_Stated exercise_
Search the listing for the string "What" and copy every line that contains it.

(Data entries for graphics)
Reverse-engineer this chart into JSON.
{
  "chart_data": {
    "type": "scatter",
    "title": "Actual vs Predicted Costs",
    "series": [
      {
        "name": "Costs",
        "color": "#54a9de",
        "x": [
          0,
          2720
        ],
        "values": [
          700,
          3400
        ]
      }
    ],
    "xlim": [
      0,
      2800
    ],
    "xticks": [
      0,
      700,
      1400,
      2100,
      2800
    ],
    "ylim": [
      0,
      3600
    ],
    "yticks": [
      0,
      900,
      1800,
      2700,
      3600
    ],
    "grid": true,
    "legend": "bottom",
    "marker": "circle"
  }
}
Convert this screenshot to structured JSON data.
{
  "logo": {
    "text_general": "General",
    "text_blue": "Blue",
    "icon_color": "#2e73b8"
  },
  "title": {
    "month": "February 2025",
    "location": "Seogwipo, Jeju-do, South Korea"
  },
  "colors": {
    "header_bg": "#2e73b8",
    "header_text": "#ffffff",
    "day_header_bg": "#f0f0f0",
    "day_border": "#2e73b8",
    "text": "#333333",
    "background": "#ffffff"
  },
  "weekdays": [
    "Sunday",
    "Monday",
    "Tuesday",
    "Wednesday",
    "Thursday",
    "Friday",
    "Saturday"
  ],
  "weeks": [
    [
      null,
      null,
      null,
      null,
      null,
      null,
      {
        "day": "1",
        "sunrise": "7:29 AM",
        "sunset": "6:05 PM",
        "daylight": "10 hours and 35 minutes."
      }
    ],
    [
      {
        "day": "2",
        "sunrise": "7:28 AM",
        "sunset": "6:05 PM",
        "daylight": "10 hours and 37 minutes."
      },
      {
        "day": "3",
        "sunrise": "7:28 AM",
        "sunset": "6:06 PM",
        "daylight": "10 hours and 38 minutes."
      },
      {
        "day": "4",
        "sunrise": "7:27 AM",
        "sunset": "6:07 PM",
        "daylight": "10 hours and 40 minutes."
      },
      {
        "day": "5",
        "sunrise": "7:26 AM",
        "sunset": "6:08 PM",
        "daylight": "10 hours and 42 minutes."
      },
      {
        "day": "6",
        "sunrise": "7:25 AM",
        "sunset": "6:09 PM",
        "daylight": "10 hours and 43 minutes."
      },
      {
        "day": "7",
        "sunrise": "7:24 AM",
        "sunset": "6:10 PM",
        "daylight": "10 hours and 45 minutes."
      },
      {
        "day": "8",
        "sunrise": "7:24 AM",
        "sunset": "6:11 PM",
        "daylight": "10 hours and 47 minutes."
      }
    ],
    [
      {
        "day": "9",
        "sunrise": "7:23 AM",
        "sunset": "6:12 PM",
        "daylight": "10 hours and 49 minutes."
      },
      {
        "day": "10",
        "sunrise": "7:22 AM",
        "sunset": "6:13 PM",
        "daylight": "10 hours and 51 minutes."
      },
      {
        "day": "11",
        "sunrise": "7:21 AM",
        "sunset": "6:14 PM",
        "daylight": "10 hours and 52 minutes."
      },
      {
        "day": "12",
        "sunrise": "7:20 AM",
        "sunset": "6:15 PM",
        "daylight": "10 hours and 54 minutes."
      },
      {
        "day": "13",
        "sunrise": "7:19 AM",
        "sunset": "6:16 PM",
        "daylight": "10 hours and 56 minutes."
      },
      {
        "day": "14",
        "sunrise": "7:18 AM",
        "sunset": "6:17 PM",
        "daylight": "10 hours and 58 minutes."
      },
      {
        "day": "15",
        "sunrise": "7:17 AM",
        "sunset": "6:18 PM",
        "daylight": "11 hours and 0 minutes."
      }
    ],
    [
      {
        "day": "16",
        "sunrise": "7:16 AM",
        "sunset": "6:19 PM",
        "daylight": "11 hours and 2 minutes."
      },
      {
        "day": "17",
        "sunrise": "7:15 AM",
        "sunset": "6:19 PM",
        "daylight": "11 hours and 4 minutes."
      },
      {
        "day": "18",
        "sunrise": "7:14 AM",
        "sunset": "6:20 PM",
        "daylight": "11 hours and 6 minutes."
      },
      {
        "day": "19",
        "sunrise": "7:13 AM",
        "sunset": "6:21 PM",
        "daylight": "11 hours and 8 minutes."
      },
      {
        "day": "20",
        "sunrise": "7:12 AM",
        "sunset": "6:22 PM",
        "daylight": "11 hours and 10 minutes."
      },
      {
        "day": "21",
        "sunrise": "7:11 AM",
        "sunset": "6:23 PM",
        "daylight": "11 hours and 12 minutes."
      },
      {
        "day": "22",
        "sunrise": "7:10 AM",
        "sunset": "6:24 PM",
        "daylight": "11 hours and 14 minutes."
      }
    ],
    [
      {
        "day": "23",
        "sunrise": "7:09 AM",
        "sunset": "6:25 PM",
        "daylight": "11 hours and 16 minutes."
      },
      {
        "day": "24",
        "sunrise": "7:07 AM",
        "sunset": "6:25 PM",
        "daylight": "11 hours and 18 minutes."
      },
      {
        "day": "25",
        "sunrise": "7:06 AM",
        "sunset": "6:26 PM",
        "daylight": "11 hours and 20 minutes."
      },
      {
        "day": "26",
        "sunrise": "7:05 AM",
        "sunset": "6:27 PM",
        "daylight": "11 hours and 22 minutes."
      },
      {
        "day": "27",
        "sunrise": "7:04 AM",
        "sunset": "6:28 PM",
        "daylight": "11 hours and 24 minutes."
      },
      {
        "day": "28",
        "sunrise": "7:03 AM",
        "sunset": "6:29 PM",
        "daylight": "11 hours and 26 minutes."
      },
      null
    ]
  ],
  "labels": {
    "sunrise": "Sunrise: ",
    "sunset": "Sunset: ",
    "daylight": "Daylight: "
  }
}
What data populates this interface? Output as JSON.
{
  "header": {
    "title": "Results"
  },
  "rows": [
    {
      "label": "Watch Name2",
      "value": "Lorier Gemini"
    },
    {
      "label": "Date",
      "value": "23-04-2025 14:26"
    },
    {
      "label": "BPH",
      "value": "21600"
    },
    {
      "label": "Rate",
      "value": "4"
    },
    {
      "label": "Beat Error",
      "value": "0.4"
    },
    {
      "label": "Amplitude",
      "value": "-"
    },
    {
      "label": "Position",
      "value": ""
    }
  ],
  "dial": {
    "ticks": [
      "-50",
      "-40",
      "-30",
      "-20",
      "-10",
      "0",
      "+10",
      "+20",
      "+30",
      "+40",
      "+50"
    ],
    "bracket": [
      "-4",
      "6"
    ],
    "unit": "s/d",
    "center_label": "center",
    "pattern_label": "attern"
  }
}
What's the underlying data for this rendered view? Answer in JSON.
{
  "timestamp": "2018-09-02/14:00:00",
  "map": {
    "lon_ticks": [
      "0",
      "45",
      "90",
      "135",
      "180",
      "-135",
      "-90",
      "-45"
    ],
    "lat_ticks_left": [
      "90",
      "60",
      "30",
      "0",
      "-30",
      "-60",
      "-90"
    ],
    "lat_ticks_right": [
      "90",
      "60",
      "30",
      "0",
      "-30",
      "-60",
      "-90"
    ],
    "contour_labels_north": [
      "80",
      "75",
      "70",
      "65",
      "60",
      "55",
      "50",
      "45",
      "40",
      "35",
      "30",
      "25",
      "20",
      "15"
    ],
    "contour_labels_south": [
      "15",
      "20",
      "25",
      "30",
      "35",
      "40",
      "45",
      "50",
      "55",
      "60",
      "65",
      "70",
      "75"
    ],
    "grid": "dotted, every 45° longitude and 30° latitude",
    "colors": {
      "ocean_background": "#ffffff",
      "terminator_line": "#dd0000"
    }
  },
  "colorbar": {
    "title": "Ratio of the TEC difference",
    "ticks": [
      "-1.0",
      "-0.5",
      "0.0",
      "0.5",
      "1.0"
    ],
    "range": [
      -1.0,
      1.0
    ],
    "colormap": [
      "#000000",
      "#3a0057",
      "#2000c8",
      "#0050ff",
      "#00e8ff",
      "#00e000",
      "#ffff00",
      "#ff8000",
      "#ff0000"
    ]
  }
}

_Response_
What data populates this interface? Output as JSON.
What's the underlying data for this rendered view? Answer in JSON.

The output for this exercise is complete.